- [BEREITGESTELLTER AUSZUG]
Demokratie-GAU: Wie ein scheintotes Parlament hunderte Milliarden Euro Schulden machte

Roter Pfeil durchbricht Deutschlandfahne

Abgewählter Bundestag beschließt größte Kreditaufnahme der Geschichte. Plan von Union, SPD und Grüne geht auf. Das wird Folgen haben. Ein Telepolis-Leitartikel.

Die Krisen werden dramatischer, die politischen Prozesse rasanter: Noch vor wenigen Wochen – die Vertreter der sogenannten Ampelkoalition verstanden sich offiziell noch prächtig – wurde die Schuldenbremse mit Zähnen und Klauen verteidigt.

Vor allem, wenn es um soziale Belange ging, um marode Sozialsysteme von der Kita bis zum Krankenhaus etwa, unter denen die Bürgerinnen und Bürger in Deutschland täglich leiden, beharrten die Liberalen unter ihrem Vorsitzenden Christian Lindner auf der Regelung im Grundgesetz.

Doch dann änderte sich alles, Schlag auf Schlag.

Die Ampelkoalition zerbrach, am 23. Februar wurde ein neuer Bundestag gewählt, am 4. März einigten sich die wohl künftigen Koalitionäre, Union und SPD, darauf, mindestens 500 Milliarden Euro an Haushaltsmitteln und Krediten freizugeben.

Unehrlich von Anfang an

Der Weg war frei für die lustigste und liquideste Koalition in der Geschichte der Bundesrepublik Deutschland.

- [GESPEICHERTE DATEN]
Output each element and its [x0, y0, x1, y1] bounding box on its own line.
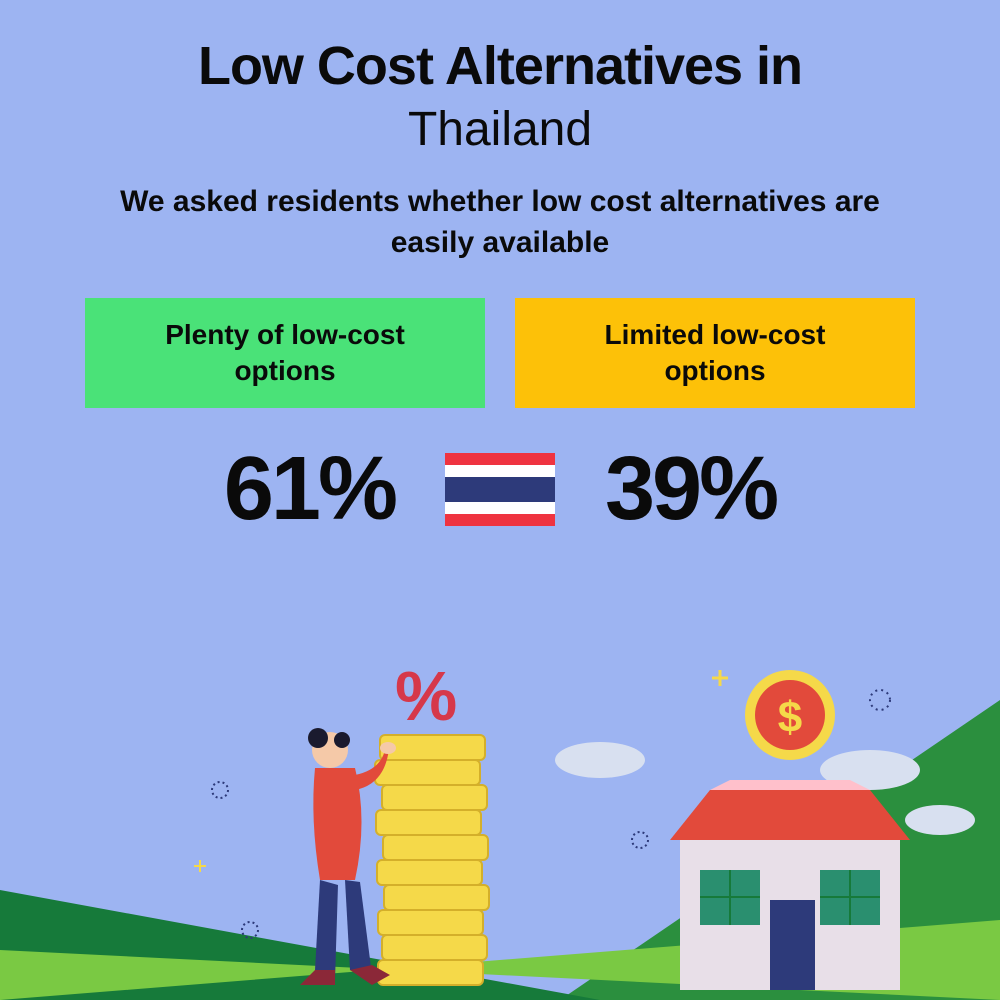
title-line2: Thailand: [0, 102, 1000, 157]
percent-limited: 39%: [605, 438, 776, 541]
svg-text:%: %: [395, 657, 457, 735]
title-line1: Low Cost Alternatives in: [0, 0, 1000, 97]
thailand-flag-icon: [445, 453, 555, 527]
flag-stripe: [445, 502, 555, 514]
coin-stack-icon: [375, 735, 489, 985]
flag-stripe: [445, 477, 555, 502]
illustration-icon: $ %: [0, 640, 1000, 1000]
flag-stripe: [445, 465, 555, 477]
house-icon: [670, 780, 910, 990]
subtitle: We asked residents whether low cost alte…: [0, 182, 1000, 263]
options-row: Plenty of low-cost options Limited low-c…: [0, 298, 1000, 408]
svg-text:$: $: [778, 693, 802, 742]
percent-row: 61% 39%: [0, 438, 1000, 541]
flag-stripe: [445, 453, 555, 465]
flag-stripe: [445, 514, 555, 526]
option-plenty: Plenty of low-cost options: [85, 298, 485, 408]
percent-plenty: 61%: [224, 438, 395, 541]
option-limited: Limited low-cost options: [515, 298, 915, 408]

- [ZU ERLEDIGENDE AUFGABEN]
a – An welchem Tag einigten sich Union und SPD laut dem Leitartikel über die Schuldenaufnahme des Bundestags darauf, mindestens 500 Milliarden Euro freizugeben?
b – Setzen Sie den Leitartikel über die Schuldenaufnahme des Bundestags an der Stelle fort, an der er endet.

- [LÖSUNGEN DER AUFGABEN]
a – Am 4. März.

b –
Das wäre auch alles in Ordnung, wenn es denn ehrlich vonstattenginge. Ehrlichkeit, vorrangig der Bevölkerung gegenüber, aber ließ dieser Prozess von Beginn an missen.

So wird die heutige Grundgesetzänderung und die faktische Abschaffung der Schuldenbremse in Deutschland als ein weiterer disruptiver Moment in die Geschichte unserer erodierenden bundesrepublikanischen Demokratie eingehen.

Projekt von Union, SPD und Grünen

In der heutigen Sondersitzung des Bundestages stimmten vor allem die Abgeordneten von CDU/CSU, SPD und Grünen also für dieses umstrittene Finanzpaket mit einem Volumen von mehreren hundert Milliarden Euro, zumeist Kredite, also Schulden. Damit wurde im Eiltempo eine historische Reform der in Art. 109 GG geregelten Schuldenbremse im Grundgesetz beschlossen.

Zweidrittel erreicht

Um die geplanten Änderungen umzusetzen, waren mehrere Modifikationen des Grundgesetzes notwendig. Dafür war eine Zweidrittelmehrheit im Bundestag erforderlich, was 489 Stimmen entspricht. Dieses Ziel wurde erreicht: 513 Abgeordnete unterstützten das Vorhaben mit ihrer Zustimmung, während 207 Parlamentarier dagegen stimmten. Enthaltungen gab es keine.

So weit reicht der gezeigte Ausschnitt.